--- Material for the task ---

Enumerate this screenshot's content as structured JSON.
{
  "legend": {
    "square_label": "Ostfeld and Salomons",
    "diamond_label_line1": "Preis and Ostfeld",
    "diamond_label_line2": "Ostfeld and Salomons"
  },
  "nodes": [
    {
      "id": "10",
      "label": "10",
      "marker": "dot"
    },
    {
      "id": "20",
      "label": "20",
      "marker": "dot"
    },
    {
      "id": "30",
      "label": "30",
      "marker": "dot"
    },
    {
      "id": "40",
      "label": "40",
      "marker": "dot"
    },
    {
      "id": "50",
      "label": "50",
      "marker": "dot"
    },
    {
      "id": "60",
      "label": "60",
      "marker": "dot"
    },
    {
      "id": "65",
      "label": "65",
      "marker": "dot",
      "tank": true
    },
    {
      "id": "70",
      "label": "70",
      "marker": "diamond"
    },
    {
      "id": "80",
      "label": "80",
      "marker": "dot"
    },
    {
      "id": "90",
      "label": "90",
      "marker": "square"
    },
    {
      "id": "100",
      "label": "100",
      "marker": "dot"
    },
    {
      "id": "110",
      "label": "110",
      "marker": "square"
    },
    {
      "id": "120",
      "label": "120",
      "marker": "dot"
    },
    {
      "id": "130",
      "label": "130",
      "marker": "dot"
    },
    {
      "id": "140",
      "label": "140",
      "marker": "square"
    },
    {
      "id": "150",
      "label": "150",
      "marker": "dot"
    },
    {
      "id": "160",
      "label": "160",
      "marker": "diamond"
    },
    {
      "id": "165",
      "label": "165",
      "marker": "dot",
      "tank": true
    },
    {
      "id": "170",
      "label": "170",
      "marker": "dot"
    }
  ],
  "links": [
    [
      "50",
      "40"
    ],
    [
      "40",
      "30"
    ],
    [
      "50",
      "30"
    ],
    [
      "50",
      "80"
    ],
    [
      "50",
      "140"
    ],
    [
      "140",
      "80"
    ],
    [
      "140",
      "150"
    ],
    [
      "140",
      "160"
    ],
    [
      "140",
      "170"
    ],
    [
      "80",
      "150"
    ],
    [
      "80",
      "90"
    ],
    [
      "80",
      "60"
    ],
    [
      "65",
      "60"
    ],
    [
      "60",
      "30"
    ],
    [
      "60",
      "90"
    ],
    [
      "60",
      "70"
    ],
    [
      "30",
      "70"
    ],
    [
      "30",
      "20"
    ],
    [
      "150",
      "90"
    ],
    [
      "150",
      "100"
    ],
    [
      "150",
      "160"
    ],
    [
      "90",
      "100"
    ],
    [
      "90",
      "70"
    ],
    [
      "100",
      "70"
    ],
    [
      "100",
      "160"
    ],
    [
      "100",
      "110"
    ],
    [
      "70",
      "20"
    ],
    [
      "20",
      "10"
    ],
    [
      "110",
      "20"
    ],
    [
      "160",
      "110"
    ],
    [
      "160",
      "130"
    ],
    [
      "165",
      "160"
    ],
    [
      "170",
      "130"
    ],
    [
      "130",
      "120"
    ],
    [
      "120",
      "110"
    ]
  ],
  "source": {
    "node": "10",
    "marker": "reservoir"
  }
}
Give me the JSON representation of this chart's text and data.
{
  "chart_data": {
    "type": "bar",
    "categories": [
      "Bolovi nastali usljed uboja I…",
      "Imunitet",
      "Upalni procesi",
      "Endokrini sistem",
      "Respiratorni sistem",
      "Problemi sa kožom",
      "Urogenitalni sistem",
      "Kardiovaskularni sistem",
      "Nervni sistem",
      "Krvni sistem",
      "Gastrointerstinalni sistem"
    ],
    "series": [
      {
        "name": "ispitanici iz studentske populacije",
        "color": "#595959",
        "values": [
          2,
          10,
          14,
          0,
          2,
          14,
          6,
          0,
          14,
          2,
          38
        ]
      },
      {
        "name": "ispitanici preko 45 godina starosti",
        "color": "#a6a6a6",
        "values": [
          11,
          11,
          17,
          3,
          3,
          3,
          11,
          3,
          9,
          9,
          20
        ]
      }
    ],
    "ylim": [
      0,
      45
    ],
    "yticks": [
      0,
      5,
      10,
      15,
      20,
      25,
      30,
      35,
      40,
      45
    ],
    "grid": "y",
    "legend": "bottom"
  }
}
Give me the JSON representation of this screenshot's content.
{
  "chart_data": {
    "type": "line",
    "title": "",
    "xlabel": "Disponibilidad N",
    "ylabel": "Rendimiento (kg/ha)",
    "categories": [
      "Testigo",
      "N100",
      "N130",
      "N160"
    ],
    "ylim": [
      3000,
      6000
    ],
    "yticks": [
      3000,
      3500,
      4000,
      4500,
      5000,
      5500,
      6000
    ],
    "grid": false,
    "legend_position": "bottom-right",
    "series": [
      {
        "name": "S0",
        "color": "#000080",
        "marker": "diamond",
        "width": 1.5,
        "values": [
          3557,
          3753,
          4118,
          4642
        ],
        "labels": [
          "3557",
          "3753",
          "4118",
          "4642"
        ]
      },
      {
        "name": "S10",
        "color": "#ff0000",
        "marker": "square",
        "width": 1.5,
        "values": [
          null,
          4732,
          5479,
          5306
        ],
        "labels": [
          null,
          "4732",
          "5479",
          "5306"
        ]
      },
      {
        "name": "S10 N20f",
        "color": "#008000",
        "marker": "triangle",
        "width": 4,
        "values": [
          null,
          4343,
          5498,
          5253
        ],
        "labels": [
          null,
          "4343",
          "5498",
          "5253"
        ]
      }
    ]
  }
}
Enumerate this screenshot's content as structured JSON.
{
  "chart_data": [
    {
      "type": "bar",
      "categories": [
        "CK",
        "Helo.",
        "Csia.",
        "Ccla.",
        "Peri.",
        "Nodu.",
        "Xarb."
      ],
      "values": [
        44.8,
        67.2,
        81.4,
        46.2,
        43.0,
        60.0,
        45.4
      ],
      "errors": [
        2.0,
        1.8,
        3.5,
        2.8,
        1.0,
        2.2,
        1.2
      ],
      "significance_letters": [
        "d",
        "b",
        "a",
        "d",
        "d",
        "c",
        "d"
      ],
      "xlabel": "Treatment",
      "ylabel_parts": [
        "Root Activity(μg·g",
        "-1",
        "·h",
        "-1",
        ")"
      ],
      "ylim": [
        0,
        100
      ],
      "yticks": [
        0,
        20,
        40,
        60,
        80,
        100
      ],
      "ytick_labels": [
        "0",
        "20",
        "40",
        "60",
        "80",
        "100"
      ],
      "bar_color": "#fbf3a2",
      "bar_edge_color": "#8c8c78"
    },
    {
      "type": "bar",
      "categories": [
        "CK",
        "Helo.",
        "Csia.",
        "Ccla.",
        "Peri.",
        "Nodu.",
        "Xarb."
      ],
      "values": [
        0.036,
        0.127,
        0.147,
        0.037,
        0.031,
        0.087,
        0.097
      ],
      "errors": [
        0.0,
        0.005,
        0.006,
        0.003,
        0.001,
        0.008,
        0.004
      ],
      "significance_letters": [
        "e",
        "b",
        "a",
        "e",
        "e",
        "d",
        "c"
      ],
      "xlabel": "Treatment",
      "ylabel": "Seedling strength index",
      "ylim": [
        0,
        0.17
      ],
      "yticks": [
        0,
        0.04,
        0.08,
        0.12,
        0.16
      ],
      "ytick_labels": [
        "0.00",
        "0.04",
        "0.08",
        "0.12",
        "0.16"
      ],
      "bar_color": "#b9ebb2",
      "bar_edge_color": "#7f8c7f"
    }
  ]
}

---

[Work instructions] Gather up the lines that contain the word "name".

[Output below]
        "name": "ispitanici iz studentske populacije",
        "name": "ispitanici preko 45 godina starosti",
        "name": "S0",
        "name": "S10",
        "name": "S10 N20f",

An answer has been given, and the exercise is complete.